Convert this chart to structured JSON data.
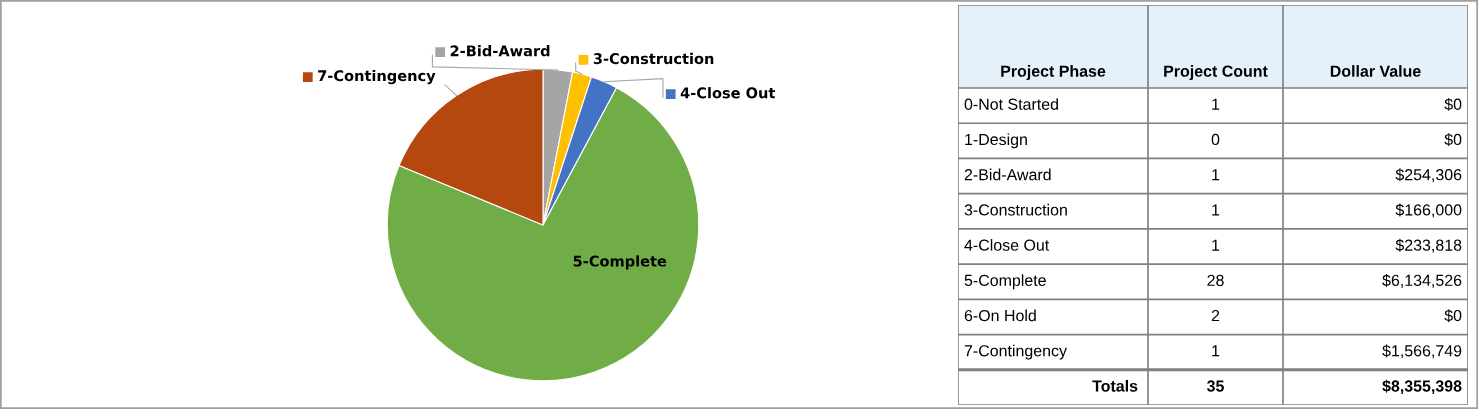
{
  "chart_data": [
    {
      "type": "pie",
      "legend": "top",
      "categories": [
        "2-Bid-Award",
        "3-Construction",
        "4-Close Out",
        "5-Complete",
        "7-Contingency"
      ],
      "values": [
        3.04,
        1.99,
        2.8,
        73.42,
        18.75
      ],
      "colors": [
        "#a5a5a5",
        "#ffc000",
        "#4472c4",
        "#70ad47",
        "#b5480f"
      ]
    },
    {
      "type": "other",
      "xlabel": "Project Phase",
      "data_labels": true,
      "categories": [
        "0-Not Started",
        "1-Design",
        "2-Bid-Award",
        "3-Construction",
        "4-Close Out",
        "5-Complete",
        "6-On Hold",
        "7-Contingency",
        "Totals"
      ],
      "series": [
        {
          "name": "Project Count",
          "values": [
            1,
            0,
            1,
            1,
            1,
            28,
            2,
            1,
            35
          ]
        },
        {
          "name": "Dollar Value",
          "values": [
            0,
            0,
            254306,
            166000,
            233818,
            6134526,
            0,
            1566749,
            8355398
          ],
          "value_labels": [
            "$0",
            "$0",
            "$254,306",
            "$166,000",
            "$233,818",
            "$6,134,526",
            "$0",
            "$1,566,749",
            "$8,355,398"
          ]
        }
      ]
    }
  ]
}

DIRECTION>
Make a copy of each line that contains the string "Project".

WRITTEN REPLY>
      "xlabel": "Project Phase",
          "name": "Project Count",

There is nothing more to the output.